• [What this task involves]:
Copy every line of the listing below word for word, with nothing changed.
begin Source data
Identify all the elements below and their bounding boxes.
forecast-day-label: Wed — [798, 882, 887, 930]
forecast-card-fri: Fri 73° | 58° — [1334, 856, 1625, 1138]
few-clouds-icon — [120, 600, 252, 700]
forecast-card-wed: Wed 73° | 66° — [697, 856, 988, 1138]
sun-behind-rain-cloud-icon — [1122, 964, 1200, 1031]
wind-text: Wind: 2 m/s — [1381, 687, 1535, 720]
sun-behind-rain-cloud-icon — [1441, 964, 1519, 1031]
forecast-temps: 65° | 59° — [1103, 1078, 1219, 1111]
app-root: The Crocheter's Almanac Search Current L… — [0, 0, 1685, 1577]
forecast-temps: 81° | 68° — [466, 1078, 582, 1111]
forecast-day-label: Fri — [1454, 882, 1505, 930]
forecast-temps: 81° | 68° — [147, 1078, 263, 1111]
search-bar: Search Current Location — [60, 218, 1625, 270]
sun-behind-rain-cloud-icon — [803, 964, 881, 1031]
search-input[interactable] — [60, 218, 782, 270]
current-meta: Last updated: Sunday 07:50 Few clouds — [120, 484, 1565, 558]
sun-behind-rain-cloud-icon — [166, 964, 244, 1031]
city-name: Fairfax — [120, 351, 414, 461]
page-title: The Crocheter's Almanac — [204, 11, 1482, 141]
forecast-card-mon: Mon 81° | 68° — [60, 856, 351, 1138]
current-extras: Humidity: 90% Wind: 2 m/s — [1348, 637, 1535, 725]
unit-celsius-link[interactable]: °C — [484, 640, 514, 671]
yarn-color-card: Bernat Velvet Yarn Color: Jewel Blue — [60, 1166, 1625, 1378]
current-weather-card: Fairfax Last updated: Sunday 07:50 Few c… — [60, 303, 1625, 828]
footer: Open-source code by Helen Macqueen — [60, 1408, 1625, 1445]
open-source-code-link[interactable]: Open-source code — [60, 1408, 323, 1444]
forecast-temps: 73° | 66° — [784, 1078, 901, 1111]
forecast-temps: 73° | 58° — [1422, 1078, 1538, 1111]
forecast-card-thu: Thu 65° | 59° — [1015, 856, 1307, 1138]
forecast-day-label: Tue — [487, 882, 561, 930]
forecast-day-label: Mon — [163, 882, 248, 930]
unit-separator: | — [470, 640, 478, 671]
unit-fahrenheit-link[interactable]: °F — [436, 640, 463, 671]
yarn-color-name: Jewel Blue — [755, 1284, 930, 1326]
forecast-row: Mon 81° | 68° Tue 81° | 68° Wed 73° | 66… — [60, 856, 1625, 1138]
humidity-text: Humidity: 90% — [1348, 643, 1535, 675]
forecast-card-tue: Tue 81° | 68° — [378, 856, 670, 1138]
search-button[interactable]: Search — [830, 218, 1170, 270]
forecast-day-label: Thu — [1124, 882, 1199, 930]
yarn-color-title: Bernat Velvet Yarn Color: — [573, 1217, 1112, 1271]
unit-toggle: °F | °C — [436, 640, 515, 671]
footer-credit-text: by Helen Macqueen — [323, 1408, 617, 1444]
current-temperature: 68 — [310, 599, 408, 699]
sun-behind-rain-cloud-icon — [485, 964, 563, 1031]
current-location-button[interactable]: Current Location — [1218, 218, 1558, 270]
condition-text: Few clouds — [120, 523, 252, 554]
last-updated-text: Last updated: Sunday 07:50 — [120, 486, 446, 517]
end Source data
• [Result]:
Identify all the elements below and their bounding boxes.
forecast-day-label: Wed — [798, 882, 887, 930]
forecast-card-fri: Fri 73° | 58° — [1334, 856, 1625, 1138]
few-clouds-icon — [120, 600, 252, 700]
forecast-card-wed: Wed 73° | 66° — [697, 856, 988, 1138]
sun-behind-rain-cloud-icon — [1122, 964, 1200, 1031]
wind-text: Wind: 2 m/s — [1381, 687, 1535, 720]
sun-behind-rain-cloud-icon — [1441, 964, 1519, 1031]
forecast-temps: 65° | 59° — [1103, 1078, 1219, 1111]
app-root: The Crocheter's Almanac Search Current L… — [0, 0, 1685, 1577]
forecast-temps: 81° | 68° — [466, 1078, 582, 1111]
forecast-day-label: Fri — [1454, 882, 1505, 930]
forecast-temps: 81° | 68° — [147, 1078, 263, 1111]
search-bar: Search Current Location — [60, 218, 1625, 270]
sun-behind-rain-cloud-icon — [803, 964, 881, 1031]
search-input[interactable] — [60, 218, 782, 270]
current-meta: Last updated: Sunday 07:50 Few clouds — [120, 484, 1565, 558]
sun-behind-rain-cloud-icon — [166, 964, 244, 1031]
city-name: Fairfax — [120, 351, 414, 461]
page-title: The Crocheter's Almanac — [204, 11, 1482, 141]
forecast-card-mon: Mon 81° | 68° — [60, 856, 351, 1138]
current-extras: Humidity: 90% Wind: 2 m/s — [1348, 637, 1535, 725]
unit-celsius-link[interactable]: °C — [484, 640, 514, 671]
yarn-color-card: Bernat Velvet Yarn Color: Jewel Blue — [60, 1166, 1625, 1378]
current-weather-card: Fairfax Last updated: Sunday 07:50 Few c… — [60, 303, 1625, 828]
footer: Open-source code by Helen Macqueen — [60, 1408, 1625, 1445]
open-source-code-link[interactable]: Open-source code — [60, 1408, 323, 1444]
forecast-temps: 73° | 66° — [784, 1078, 901, 1111]
forecast-temps: 73° | 58° — [1422, 1078, 1538, 1111]
forecast-card-thu: Thu 65° | 59° — [1015, 856, 1307, 1138]
forecast-day-label: Tue — [487, 882, 561, 930]
forecast-day-label: Mon — [163, 882, 248, 930]
unit-separator: | — [470, 640, 478, 671]
unit-fahrenheit-link[interactable]: °F — [436, 640, 463, 671]
yarn-color-name: Jewel Blue — [755, 1284, 930, 1326]
forecast-row: Mon 81° | 68° Tue 81° | 68° Wed 73° | 66… — [60, 856, 1625, 1138]
humidity-text: Humidity: 90% — [1348, 643, 1535, 675]
forecast-card-tue: Tue 81° | 68° — [378, 856, 670, 1138]
search-button[interactable]: Search — [830, 218, 1170, 270]
forecast-day-label: Thu — [1124, 882, 1199, 930]
yarn-color-title: Bernat Velvet Yarn Color: — [573, 1217, 1112, 1271]
unit-toggle: °F | °C — [436, 640, 515, 671]
footer-credit-text: by Helen Macqueen — [323, 1408, 617, 1444]
current-temperature: 68 — [310, 599, 408, 699]
sun-behind-rain-cloud-icon — [485, 964, 563, 1031]
current-location-button[interactable]: Current Location — [1218, 218, 1558, 270]
condition-text: Few clouds — [120, 523, 252, 554]
last-updated-text: Last updated: Sunday 07:50 — [120, 486, 446, 517]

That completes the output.